CHALLENGE> Identify the lines that contain the string "source" and report only how many there are.

EXTRACTED DATA>
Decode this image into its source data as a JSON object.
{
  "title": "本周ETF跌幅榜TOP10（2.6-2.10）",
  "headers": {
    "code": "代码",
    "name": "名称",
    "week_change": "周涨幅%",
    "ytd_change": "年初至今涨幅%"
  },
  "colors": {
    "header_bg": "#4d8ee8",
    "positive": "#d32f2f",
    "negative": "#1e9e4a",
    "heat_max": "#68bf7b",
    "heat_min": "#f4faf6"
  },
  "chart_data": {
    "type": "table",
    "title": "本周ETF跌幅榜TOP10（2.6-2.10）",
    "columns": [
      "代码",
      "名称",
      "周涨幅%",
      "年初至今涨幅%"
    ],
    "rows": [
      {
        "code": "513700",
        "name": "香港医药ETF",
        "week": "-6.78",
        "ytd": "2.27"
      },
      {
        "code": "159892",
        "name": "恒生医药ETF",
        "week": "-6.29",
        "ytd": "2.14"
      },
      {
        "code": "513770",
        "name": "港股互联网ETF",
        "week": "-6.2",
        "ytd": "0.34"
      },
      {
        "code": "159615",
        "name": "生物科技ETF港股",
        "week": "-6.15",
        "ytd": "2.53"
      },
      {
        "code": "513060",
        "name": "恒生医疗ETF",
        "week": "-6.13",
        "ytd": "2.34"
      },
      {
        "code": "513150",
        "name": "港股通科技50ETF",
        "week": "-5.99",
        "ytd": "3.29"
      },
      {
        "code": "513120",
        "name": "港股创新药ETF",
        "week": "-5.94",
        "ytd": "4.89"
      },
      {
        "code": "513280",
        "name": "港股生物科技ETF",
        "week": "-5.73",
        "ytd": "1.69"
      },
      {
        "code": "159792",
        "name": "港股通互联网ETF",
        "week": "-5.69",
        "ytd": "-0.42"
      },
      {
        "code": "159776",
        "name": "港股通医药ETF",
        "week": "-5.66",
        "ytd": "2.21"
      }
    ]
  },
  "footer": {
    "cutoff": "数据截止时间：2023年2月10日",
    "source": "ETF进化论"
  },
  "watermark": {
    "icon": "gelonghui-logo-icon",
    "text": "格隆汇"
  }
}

FULL OUTPUT> 2